Given information:
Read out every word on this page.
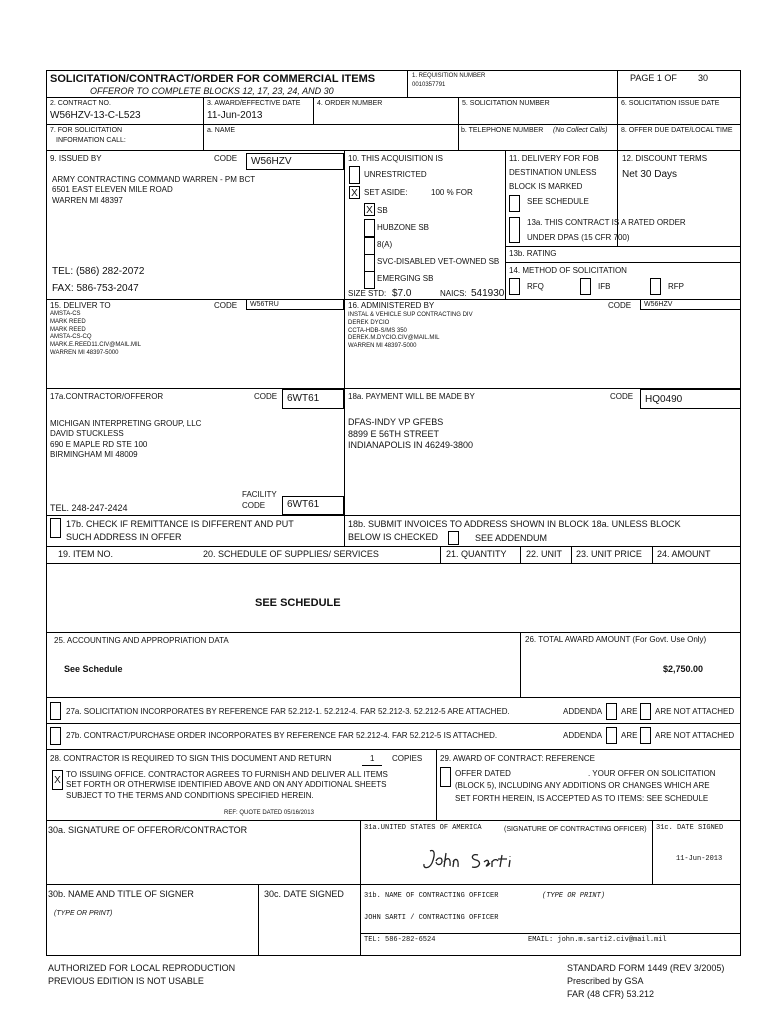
SOLICITATION/CONTRACT/ORDER FOR COMMERCIAL ITEMS
OFFEROR TO COMPLETE BLOCKS 12, 17, 23, 24, AND 30
1. REQUISITION NUMBER
0010357791
PAGE 1 OF 30
2. CONTRACT NO.
W56HZV-13-C-L523
3. AWARD/EFFECTIVE DATE
11-Jun-2013
4. ORDER NUMBER	5. SOLICITATION NUMBER	6. SOLICITATION ISSUE DATE
7. FOR SOLICITATION
INFORMATION CALL:
a. NAME	b. TELEPHONE NUMBER (No Collect Calls) 8. OFFER DUE DATE/LOCAL TIME
9. ISSUED BY	CODE W56HZV
ARMY CONTRACTING COMMAND WARREN - PM BCT
6501 EAST ELEVEN MILE ROAD
WARREN MI 48397
TEL: (586) 282-2072
FAX: 586-753-2047
10. THIS ACQUISITION IS
UNRESTRICTED
X SET ASIDE:	100 % FOR
X SB
HUBZONE SB
8(A)
SVC-DISABLED VET-OWNED SB
EMERGING SB
SIZE STD: $7.0	NAICS: 541930
11. DELIVERY FOR FOB
DESTINATION UNLESS
BLOCK IS MARKED
SEE SCHEDULE
12. DISCOUNT TERMS
Net 30 Days
13a. THIS CONTRACT IS A RATED ORDER
UNDER DPAS (15 CFR 700)
13b. RATING
14. METHOD OF SOLICITATION
RFQ	IFB	RFP
15. DELIVER TO	CODE W56TRU
AMSTA-CS
MARK REED
MARK REED
AMSTA-CS-CQ
MARK.E.REED11.CIV@MAIL.MIL
WARREN MI 48397-5000
16. ADMINISTERED BY	CODE W56HZV
INSTAL & VEHICLE SUP CONTRACTING DIV
DEREK DYCIO
CCTA-HDB-S/MS 350
DEREK.M.DYCIO.CIV@MAIL.MIL
WARREN MI 48397-5000
17a.CONTRACTOR/OFFEROR	CODE 6WT61
MICHIGAN INTERPRETING GROUP, LLC
DAVID STUCKLESS
690 E MAPLE RD STE 100
BIRMINGHAM MI 48009
TEL. 248-247-2424
FACILITY
CODE 6WT61
18a. PAYMENT WILL BE MADE BY	CODE HQ0490
DFAS-INDY VP GFEBS
8899 E 56TH STREET
INDIANAPOLIS IN 46249-3800
17b. CHECK IF REMITTANCE IS DIFFERENT AND PUT
SUCH ADDRESS IN OFFER
18b. SUBMIT INVOICES TO ADDRESS SHOWN IN BLOCK 18a. UNLESS BLOCK
BELOW IS CHECKED	SEE ADDENDUM
19. ITEM NO.	20. SCHEDULE OF SUPPLIES/ SERVICES	21. QUANTITY 22. UNIT 23. UNIT PRICE 24. AMOUNT
SEE SCHEDULE
25. ACCOUNTING AND APPROPRIATION DATA
See Schedule
26. TOTAL AWARD AMOUNT (For Govt. Use Only)
$2,750.00
27a. SOLICITATION INCORPORATES BY REFERENCE FAR 52.212-1. 52.212-4. FAR 52.212-3. 52.212-5 ARE ATTACHED.	ADDENDA ARE ARE NOT ATTACHED
27b. CONTRACT/PURCHASE ORDER INCORPORATES BY REFERENCE FAR 52.212-4. FAR 52.212-5 IS ATTACHED.	ADDENDA ARE ARE NOT ATTACHED
28. CONTRACTOR IS REQUIRED TO SIGN THIS DOCUMENT AND RETURN	1 COPIES
X
TO ISSUING OFFICE. CONTRACTOR AGREES TO FURNISH AND DELIVER ALL ITEMS
SET FORTH OR OTHERWISE IDENTIFIED ABOVE AND ON ANY ADDITIONAL SHEETS
SUBJECT TO THE TERMS AND CONDITIONS SPECIFIED HEREIN.
REF: QUOTE DATED 05/16/2013
29. AWARD OF CONTRACT: REFERENCE
OFFER DATED	. YOUR OFFER ON SOLICITATION
(BLOCK 5), INCLUDING ANY ADDITIONS OR CHANGES WHICH ARE
SET FORTH HEREIN, IS ACCEPTED AS TO ITEMS: SEE SCHEDULE
30a. SIGNATURE OF OFFEROR/CONTRACTOR	31a.UNITED STATES OF AMERICA	(SIGNATURE OF CONTRACTING OFFICER) 31c. DATE SIGNED
11-Jun-2013
30b. NAME AND TITLE OF SIGNER
(TYPE OR PRINT)
30c. DATE SIGNED	31b. NAME OF CONTRACTING OFFICER	(TYPE OR PRINT)
JOHN SARTI / CONTRACTING OFFICER
TEL: 586-282-6524	EMAIL: john.m.sarti2.civ@mail.mil
AUTHORIZED FOR LOCAL REPRODUCTION
PREVIOUS EDITION IS NOT USABLE
STANDARD FORM 1449 (REV 3/2005)
Prescribed by GSA
FAR (48 CFR) 53.212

What is being asked: Of the lines in the records, how many contain the word "NAME"? Answer with the number and nothing else.

Task output: 3